◆ **SET PROBLEM**: Repeat every record below exactly, omitting any pictures.

Entries from a visual dataset:

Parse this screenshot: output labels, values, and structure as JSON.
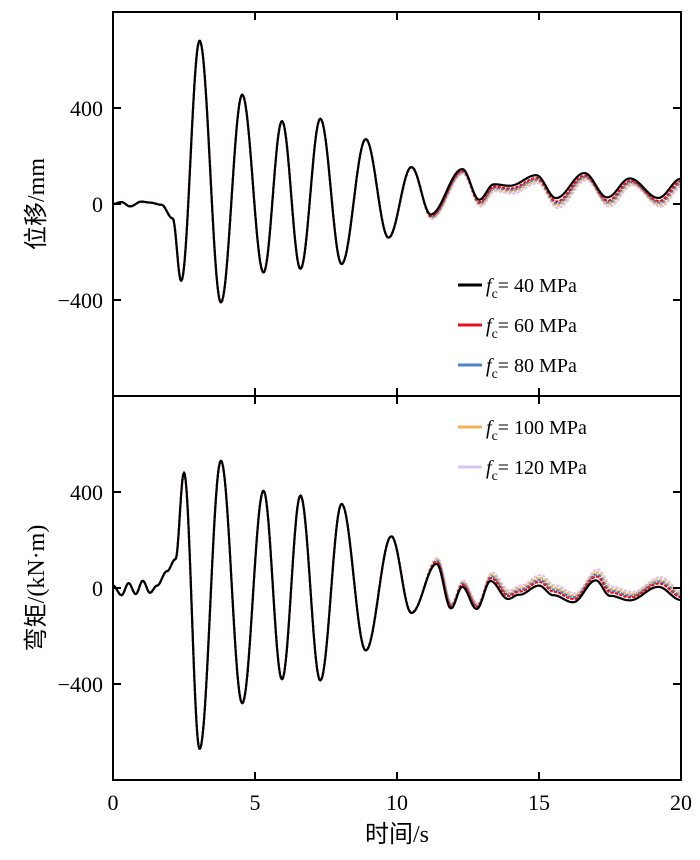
{
  "chart_data": [
    {
      "type": "line",
      "panel": "top",
      "title": "",
      "xlabel": "",
      "ylabel": "位移/mm",
      "xlim": [
        0,
        20
      ],
      "ylim": [
        -800,
        800
      ],
      "yticks": [
        -400,
        0,
        400
      ],
      "ytick_labels": [
        "−400",
        "0",
        "400"
      ],
      "waveform": {
        "base": [
          [
            0,
            0
          ],
          [
            0.3,
            8
          ],
          [
            0.6,
            -10
          ],
          [
            1.0,
            10
          ],
          [
            1.3,
            6
          ],
          [
            1.7,
            -3
          ],
          [
            2.1,
            -60
          ],
          [
            2.4,
            -320
          ],
          [
            3.05,
            680
          ],
          [
            3.8,
            -410
          ],
          [
            4.55,
            455
          ],
          [
            5.3,
            -285
          ],
          [
            5.95,
            345
          ],
          [
            6.6,
            -270
          ],
          [
            7.3,
            355
          ],
          [
            8.05,
            -250
          ],
          [
            8.9,
            270
          ],
          [
            9.7,
            -140
          ],
          [
            10.5,
            150
          ],
          [
            11.2,
            -60
          ],
          [
            12.3,
            120
          ],
          [
            12.9,
            -10
          ],
          [
            13.4,
            50
          ],
          [
            14.0,
            40
          ],
          [
            14.9,
            80
          ],
          [
            15.6,
            -15
          ],
          [
            16.6,
            90
          ],
          [
            17.4,
            -10
          ],
          [
            18.2,
            70
          ],
          [
            19.2,
            -10
          ],
          [
            20,
            70
          ]
        ],
        "spread": [
          [
            0,
            0
          ],
          [
            9,
            0
          ],
          [
            12,
            0.6
          ],
          [
            14,
            1.2
          ],
          [
            20,
            1.8
          ]
        ],
        "tail_bias": [
          [
            0,
            0
          ],
          [
            10,
            0
          ],
          [
            12,
            25
          ],
          [
            15,
            40
          ],
          [
            20,
            35
          ]
        ]
      },
      "series": [
        {
          "name": "f_c = 40 MPa",
          "color": "#000000",
          "k": 0.0,
          "style": "solid"
        },
        {
          "name": "f_c = 60 MPa",
          "color": "#e8101a",
          "k": 0.35,
          "style": "dotted"
        },
        {
          "name": "f_c = 80 MPa",
          "color": "#4a84c4",
          "k": 0.55,
          "style": "dotted"
        },
        {
          "name": "f_c = 100 MPa",
          "color": "#f2b455",
          "k": 0.75,
          "style": "dotted"
        },
        {
          "name": "f_c = 120 MPa",
          "color": "#dcc4ec",
          "k": 1.0,
          "style": "dotted"
        }
      ]
    },
    {
      "type": "line",
      "panel": "bottom",
      "title": "",
      "xlabel": "时间/s",
      "ylabel": "弯矩/(kN·m)",
      "xlim": [
        0,
        20
      ],
      "ylim": [
        -800,
        800
      ],
      "xticks": [
        0,
        5,
        10,
        15,
        20
      ],
      "xtick_labels": [
        "0",
        "5",
        "10",
        "15",
        "20"
      ],
      "yticks": [
        -400,
        0,
        400
      ],
      "ytick_labels": [
        "−400",
        "0",
        "400"
      ],
      "waveform": {
        "base": [
          [
            0,
            10
          ],
          [
            0.3,
            -30
          ],
          [
            0.55,
            20
          ],
          [
            0.8,
            -25
          ],
          [
            1.05,
            30
          ],
          [
            1.3,
            -20
          ],
          [
            1.55,
            10
          ],
          [
            1.9,
            70
          ],
          [
            2.2,
            120
          ],
          [
            2.5,
            480
          ],
          [
            3.05,
            -670
          ],
          [
            3.8,
            530
          ],
          [
            4.55,
            -480
          ],
          [
            5.3,
            405
          ],
          [
            5.95,
            -380
          ],
          [
            6.6,
            385
          ],
          [
            7.3,
            -385
          ],
          [
            8.05,
            350
          ],
          [
            8.9,
            -260
          ],
          [
            9.8,
            215
          ],
          [
            10.5,
            -100
          ],
          [
            11.4,
            120
          ],
          [
            11.9,
            -60
          ],
          [
            12.3,
            30
          ],
          [
            12.8,
            -60
          ],
          [
            13.3,
            60
          ],
          [
            13.9,
            -10
          ],
          [
            14.3,
            10
          ],
          [
            15.0,
            50
          ],
          [
            15.5,
            10
          ],
          [
            16.2,
            -20
          ],
          [
            17.0,
            70
          ],
          [
            17.5,
            5
          ],
          [
            18.2,
            -15
          ],
          [
            19.2,
            40
          ],
          [
            20,
            -15
          ]
        ],
        "spread": [
          [
            0,
            0
          ],
          [
            9,
            0
          ],
          [
            12,
            0.6
          ],
          [
            14,
            1.2
          ],
          [
            20,
            1.8
          ]
        ],
        "tail_bias": [
          [
            0,
            0
          ],
          [
            10,
            0
          ],
          [
            12,
            -25
          ],
          [
            15,
            -40
          ],
          [
            20,
            -35
          ]
        ]
      },
      "series": [
        {
          "name": "f_c = 40 MPa",
          "color": "#000000",
          "k": 0.0,
          "style": "solid"
        },
        {
          "name": "f_c = 60 MPa",
          "color": "#e8101a",
          "k": 0.35,
          "style": "dotted"
        },
        {
          "name": "f_c = 80 MPa",
          "color": "#4a84c4",
          "k": 0.55,
          "style": "dotted"
        },
        {
          "name": "f_c = 100 MPa",
          "color": "#f2b455",
          "k": 0.75,
          "style": "dotted"
        },
        {
          "name": "f_c = 120 MPa",
          "color": "#dcc4ec",
          "k": 1.0,
          "style": "dotted"
        }
      ]
    }
  ],
  "legend": {
    "placement": "right, across both panels",
    "items": [
      {
        "symbol": "f",
        "sub": "c",
        "text": "= 40 MPa",
        "color": "#000000"
      },
      {
        "symbol": "f",
        "sub": "c",
        "text": "= 60 MPa",
        "color": "#e8101a"
      },
      {
        "symbol": "f",
        "sub": "c",
        "text": "= 80 MPa",
        "color": "#4a84c4"
      },
      {
        "symbol": "f",
        "sub": "c",
        "text": "= 100 MPa",
        "color": "#f2b455"
      },
      {
        "symbol": "f",
        "sub": "c",
        "text": "= 120 MPa",
        "color": "#dcc4ec"
      }
    ]
  }
}
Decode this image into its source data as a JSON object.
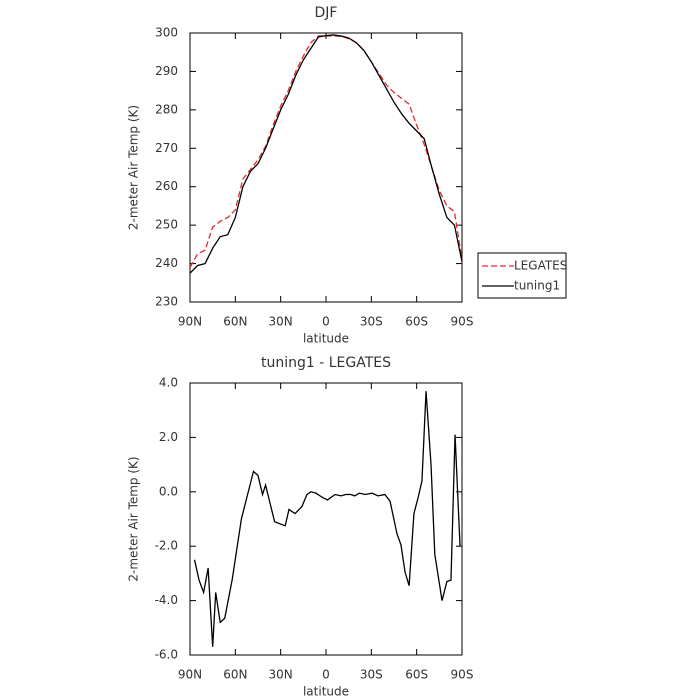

◆ **TASK OUTPUT**:
Parse this screenshot: output labels, values, and structure as JSON.
{
  "chart_data": [
    {
      "type": "line",
      "panel": "top",
      "title": "",
      "xlabel": "",
      "ylabel": "位移/mm",
      "xlim": [
        0,
        20
      ],
      "ylim": [
        -800,
        800
      ],
      "yticks": [
        -400,
        0,
        400
      ],
      "ytick_labels": [
        "−400",
        "0",
        "400"
      ],
      "waveform": {
        "base": [
          [
            0,
            0
          ],
          [
            0.3,
            8
          ],
          [
            0.6,
            -10
          ],
          [
            1.0,
            10
          ],
          [
            1.3,
            6
          ],
          [
            1.7,
            -3
          ],
          [
            2.1,
            -60
          ],
          [
            2.4,
            -320
          ],
          [
            3.05,
            680
          ],
          [
            3.8,
            -410
          ],
          [
            4.55,
            455
          ],
          [
            5.3,
            -285
          ],
          [
            5.95,
            345
          ],
          [
            6.6,
            -270
          ],
          [
            7.3,
            355
          ],
          [
            8.05,
            -250
          ],
          [
            8.9,
            270
          ],
          [
            9.7,
            -140
          ],
          [
            10.5,
            150
          ],
          [
            11.2,
            -60
          ],
          [
            12.3,
            120
          ],
          [
            12.9,
            -10
          ],
          [
            13.4,
            50
          ],
          [
            14.0,
            40
          ],
          [
            14.9,
            80
          ],
          [
            15.6,
            -15
          ],
          [
            16.6,
            90
          ],
          [
            17.4,
            -10
          ],
          [
            18.2,
            70
          ],
          [
            19.2,
            -10
          ],
          [
            20,
            70
          ]
        ],
        "spread": [
          [
            0,
            0
          ],
          [
            9,
            0
          ],
          [
            12,
            0.6
          ],
          [
            14,
            1.2
          ],
          [
            20,
            1.8
          ]
        ],
        "tail_bias": [
          [
            0,
            0
          ],
          [
            10,
            0
          ],
          [
            12,
            25
          ],
          [
            15,
            40
          ],
          [
            20,
            35
          ]
        ]
      },
      "series": [
        {
          "name": "f_c = 40 MPa",
          "color": "#000000",
          "k": 0.0,
          "style": "solid"
        },
        {
          "name": "f_c = 60 MPa",
          "color": "#e8101a",
          "k": 0.35,
          "style": "dotted"
        },
        {
          "name": "f_c = 80 MPa",
          "color": "#4a84c4",
          "k": 0.55,
          "style": "dotted"
        },
        {
          "name": "f_c = 100 MPa",
          "color": "#f2b455",
          "k": 0.75,
          "style": "dotted"
        },
        {
          "name": "f_c = 120 MPa",
          "color": "#dcc4ec",
          "k": 1.0,
          "style": "dotted"
        }
      ]
    },
    {
      "type": "line",
      "panel": "bottom",
      "title": "",
      "xlabel": "时间/s",
      "ylabel": "弯矩/(kN·m)",
      "xlim": [
        0,
        20
      ],
      "ylim": [
        -800,
        800
      ],
      "xticks": [
        0,
        5,
        10,
        15,
        20
      ],
      "xtick_labels": [
        "0",
        "5",
        "10",
        "15",
        "20"
      ],
      "yticks": [
        -400,
        0,
        400
      ],
      "ytick_labels": [
        "−400",
        "0",
        "400"
      ],
      "waveform": {
        "base": [
          [
            0,
            10
          ],
          [
            0.3,
            -30
          ],
          [
            0.55,
            20
          ],
          [
            0.8,
            -25
          ],
          [
            1.05,
            30
          ],
          [
            1.3,
            -20
          ],
          [
            1.55,
            10
          ],
          [
            1.9,
            70
          ],
          [
            2.2,
            120
          ],
          [
            2.5,
            480
          ],
          [
            3.05,
            -670
          ],
          [
            3.8,
            530
          ],
          [
            4.55,
            -480
          ],
          [
            5.3,
            405
          ],
          [
            5.95,
            -380
          ],
          [
            6.6,
            385
          ],
          [
            7.3,
            -385
          ],
          [
            8.05,
            350
          ],
          [
            8.9,
            -260
          ],
          [
            9.8,
            215
          ],
          [
            10.5,
            -100
          ],
          [
            11.4,
            120
          ],
          [
            11.9,
            -60
          ],
          [
            12.3,
            30
          ],
          [
            12.8,
            -60
          ],
          [
            13.3,
            60
          ],
          [
            13.9,
            -10
          ],
          [
            14.3,
            10
          ],
          [
            15.0,
            50
          ],
          [
            15.5,
            10
          ],
          [
            16.2,
            -20
          ],
          [
            17.0,
            70
          ],
          [
            17.5,
            5
          ],
          [
            18.2,
            -15
          ],
          [
            19.2,
            40
          ],
          [
            20,
            -15
          ]
        ],
        "spread": [
          [
            0,
            0
          ],
          [
            9,
            0
          ],
          [
            12,
            0.6
          ],
          [
            14,
            1.2
          ],
          [
            20,
            1.8
          ]
        ],
        "tail_bias": [
          [
            0,
            0
          ],
          [
            10,
            0
          ],
          [
            12,
            -25
          ],
          [
            15,
            -40
          ],
          [
            20,
            -35
          ]
        ]
      },
      "series": [
        {
          "name": "f_c = 40 MPa",
          "color": "#000000",
          "k": 0.0,
          "style": "solid"
        },
        {
          "name": "f_c = 60 MPa",
          "color": "#e8101a",
          "k": 0.35,
          "style": "dotted"
        },
        {
          "name": "f_c = 80 MPa",
          "color": "#4a84c4",
          "k": 0.55,
          "style": "dotted"
        },
        {
          "name": "f_c = 100 MPa",
          "color": "#f2b455",
          "k": 0.75,
          "style": "dotted"
        },
        {
          "name": "f_c = 120 MPa",
          "color": "#dcc4ec",
          "k": 1.0,
          "style": "dotted"
        }
      ]
    }
  ],
  "legend": {
    "placement": "right, across both panels",
    "items": [
      {
        "symbol": "f",
        "sub": "c",
        "text": "= 40 MPa",
        "color": "#000000"
      },
      {
        "symbol": "f",
        "sub": "c",
        "text": "= 60 MPa",
        "color": "#e8101a"
      },
      {
        "symbol": "f",
        "sub": "c",
        "text": "= 80 MPa",
        "color": "#4a84c4"
      },
      {
        "symbol": "f",
        "sub": "c",
        "text": "= 100 MPa",
        "color": "#f2b455"
      },
      {
        "symbol": "f",
        "sub": "c",
        "text": "= 120 MPa",
        "color": "#dcc4ec"
      }
    ]
  }
}
Decode this image into its source data as a JSON object.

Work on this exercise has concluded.